◆ **WHAT THE TASK REQUIRES**: Filter the listing and keep only the lines with the word "Assets".
— START OF EXERCISE INPUT —
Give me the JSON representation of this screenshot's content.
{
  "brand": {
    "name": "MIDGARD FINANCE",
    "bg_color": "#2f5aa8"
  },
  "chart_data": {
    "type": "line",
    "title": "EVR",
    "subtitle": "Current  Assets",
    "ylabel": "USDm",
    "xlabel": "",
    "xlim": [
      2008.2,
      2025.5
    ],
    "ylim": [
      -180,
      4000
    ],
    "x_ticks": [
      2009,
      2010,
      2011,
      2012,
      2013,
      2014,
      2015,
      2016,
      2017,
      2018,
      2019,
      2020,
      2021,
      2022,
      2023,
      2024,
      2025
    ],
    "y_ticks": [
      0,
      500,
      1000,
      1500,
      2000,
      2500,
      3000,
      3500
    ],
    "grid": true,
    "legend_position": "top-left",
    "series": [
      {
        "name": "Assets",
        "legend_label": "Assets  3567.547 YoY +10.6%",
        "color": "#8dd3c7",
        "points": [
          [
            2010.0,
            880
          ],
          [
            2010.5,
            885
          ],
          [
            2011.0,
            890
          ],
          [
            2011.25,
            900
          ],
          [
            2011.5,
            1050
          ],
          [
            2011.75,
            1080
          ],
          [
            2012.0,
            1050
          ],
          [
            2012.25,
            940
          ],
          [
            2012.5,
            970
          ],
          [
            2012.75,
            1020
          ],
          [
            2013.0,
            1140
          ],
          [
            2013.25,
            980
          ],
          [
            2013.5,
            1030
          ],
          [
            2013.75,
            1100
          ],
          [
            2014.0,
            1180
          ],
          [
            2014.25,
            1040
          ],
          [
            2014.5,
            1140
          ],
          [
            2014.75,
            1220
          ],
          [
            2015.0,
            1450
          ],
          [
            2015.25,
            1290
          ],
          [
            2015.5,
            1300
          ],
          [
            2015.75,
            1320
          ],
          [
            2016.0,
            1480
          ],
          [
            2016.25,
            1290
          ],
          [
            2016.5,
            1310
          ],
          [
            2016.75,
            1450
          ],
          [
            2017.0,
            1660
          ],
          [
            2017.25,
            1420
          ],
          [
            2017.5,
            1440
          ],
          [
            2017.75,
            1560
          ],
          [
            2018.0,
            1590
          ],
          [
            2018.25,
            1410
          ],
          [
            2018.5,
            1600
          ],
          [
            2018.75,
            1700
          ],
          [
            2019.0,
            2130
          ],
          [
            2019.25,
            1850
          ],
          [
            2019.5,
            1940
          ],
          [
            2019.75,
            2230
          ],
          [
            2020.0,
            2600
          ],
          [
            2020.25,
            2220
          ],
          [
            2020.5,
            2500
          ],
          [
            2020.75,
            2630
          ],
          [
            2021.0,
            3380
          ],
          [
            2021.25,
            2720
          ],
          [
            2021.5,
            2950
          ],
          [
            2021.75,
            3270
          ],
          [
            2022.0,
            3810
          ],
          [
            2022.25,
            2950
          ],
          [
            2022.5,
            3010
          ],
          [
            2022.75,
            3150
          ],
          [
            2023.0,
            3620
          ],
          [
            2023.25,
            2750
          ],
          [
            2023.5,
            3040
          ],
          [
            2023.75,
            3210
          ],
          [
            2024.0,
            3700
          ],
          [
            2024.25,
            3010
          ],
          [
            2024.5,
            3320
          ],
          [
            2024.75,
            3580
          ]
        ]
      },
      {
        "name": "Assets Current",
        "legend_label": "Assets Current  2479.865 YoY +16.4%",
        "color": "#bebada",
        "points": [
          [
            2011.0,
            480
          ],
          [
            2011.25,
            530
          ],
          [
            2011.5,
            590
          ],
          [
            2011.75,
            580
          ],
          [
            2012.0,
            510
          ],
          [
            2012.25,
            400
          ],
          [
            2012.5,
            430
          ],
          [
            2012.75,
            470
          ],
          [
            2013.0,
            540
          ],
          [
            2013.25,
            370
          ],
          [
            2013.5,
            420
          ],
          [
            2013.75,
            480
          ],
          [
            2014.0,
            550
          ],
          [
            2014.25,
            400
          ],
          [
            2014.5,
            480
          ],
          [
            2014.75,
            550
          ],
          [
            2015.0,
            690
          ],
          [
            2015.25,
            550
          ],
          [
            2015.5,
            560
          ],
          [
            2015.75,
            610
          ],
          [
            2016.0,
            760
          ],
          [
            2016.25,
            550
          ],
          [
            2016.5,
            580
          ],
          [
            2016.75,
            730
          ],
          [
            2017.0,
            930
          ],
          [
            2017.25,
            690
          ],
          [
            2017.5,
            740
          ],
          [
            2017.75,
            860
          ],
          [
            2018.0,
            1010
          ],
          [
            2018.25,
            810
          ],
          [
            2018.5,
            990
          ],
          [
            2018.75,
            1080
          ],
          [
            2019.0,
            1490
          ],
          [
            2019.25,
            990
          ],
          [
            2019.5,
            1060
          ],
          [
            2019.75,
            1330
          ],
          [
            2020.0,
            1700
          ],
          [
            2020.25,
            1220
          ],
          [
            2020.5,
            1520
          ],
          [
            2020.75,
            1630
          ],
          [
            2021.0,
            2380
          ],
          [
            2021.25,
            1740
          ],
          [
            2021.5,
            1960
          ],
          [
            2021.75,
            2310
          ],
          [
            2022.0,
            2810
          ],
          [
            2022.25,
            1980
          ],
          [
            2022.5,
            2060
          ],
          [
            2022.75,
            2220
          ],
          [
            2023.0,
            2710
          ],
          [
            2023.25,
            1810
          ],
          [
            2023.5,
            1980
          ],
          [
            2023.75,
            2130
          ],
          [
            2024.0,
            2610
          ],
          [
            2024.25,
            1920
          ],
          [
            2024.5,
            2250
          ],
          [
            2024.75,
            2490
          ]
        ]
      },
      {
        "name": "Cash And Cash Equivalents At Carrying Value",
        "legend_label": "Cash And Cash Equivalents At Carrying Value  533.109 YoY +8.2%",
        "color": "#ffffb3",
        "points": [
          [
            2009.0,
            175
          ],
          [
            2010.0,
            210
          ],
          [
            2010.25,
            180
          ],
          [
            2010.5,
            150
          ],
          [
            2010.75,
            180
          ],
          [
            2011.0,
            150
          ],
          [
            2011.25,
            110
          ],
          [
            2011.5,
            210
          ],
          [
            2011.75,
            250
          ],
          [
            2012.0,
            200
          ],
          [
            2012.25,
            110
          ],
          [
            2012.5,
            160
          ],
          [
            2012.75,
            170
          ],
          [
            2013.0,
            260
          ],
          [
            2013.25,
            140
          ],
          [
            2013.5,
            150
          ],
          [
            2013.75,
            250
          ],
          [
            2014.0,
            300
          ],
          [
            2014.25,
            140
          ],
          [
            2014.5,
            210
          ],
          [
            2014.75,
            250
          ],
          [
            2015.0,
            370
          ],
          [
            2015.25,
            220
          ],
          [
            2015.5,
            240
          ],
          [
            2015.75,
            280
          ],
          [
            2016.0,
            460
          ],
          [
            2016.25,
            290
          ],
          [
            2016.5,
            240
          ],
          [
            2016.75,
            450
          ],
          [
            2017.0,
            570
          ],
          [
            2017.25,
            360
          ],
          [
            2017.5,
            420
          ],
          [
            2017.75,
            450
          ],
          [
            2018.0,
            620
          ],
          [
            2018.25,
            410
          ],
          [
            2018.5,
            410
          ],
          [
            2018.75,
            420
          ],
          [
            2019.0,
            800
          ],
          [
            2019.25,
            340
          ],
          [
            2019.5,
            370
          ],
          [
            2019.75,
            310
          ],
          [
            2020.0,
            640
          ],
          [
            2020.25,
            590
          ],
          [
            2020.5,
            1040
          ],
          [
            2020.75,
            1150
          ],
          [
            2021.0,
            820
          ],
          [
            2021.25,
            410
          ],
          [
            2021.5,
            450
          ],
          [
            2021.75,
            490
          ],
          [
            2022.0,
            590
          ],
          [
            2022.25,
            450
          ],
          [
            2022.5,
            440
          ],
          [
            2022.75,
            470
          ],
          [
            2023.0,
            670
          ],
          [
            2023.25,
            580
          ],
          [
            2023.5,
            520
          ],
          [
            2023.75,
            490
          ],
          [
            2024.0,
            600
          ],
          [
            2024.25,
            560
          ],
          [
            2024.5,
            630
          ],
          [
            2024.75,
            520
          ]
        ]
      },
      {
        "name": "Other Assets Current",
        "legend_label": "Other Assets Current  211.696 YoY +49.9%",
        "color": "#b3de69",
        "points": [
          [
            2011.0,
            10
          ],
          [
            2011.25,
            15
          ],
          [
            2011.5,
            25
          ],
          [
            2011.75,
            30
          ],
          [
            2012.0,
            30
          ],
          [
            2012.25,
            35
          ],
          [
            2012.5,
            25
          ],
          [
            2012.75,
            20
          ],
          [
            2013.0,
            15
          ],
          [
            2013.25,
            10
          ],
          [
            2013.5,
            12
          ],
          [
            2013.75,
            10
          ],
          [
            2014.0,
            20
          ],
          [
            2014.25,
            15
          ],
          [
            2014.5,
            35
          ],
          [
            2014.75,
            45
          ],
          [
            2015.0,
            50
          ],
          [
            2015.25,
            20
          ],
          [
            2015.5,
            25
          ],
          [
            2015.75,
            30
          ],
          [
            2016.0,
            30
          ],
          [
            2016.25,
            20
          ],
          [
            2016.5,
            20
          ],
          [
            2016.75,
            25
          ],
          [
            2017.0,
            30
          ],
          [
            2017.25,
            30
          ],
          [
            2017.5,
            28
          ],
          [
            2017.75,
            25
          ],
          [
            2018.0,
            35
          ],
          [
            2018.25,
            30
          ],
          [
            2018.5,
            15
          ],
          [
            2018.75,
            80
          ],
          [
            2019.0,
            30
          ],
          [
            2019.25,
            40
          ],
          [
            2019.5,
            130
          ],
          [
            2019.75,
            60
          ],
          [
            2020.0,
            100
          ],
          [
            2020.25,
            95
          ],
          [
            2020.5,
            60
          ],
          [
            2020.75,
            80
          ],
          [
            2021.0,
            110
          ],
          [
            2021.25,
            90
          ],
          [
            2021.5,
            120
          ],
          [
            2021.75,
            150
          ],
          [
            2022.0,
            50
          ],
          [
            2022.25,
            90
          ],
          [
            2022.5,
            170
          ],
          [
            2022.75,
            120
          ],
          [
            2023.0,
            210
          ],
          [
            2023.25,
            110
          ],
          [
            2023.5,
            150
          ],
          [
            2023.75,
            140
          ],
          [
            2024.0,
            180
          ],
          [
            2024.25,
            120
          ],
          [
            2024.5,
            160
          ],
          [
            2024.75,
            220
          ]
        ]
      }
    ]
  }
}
— END OF EXERCISE INPUT —
◆ **THE ANSWER**:
    "subtitle": "Current  Assets",
        "name": "Assets",
        "legend_label": "Assets  3567.547 YoY +10.6%",
        "name": "Assets Current",
        "legend_label": "Assets Current  2479.865 YoY +16.4%",
        "name": "Other Assets Current",
        "legend_label": "Other Assets Current  211.696 YoY +49.9%",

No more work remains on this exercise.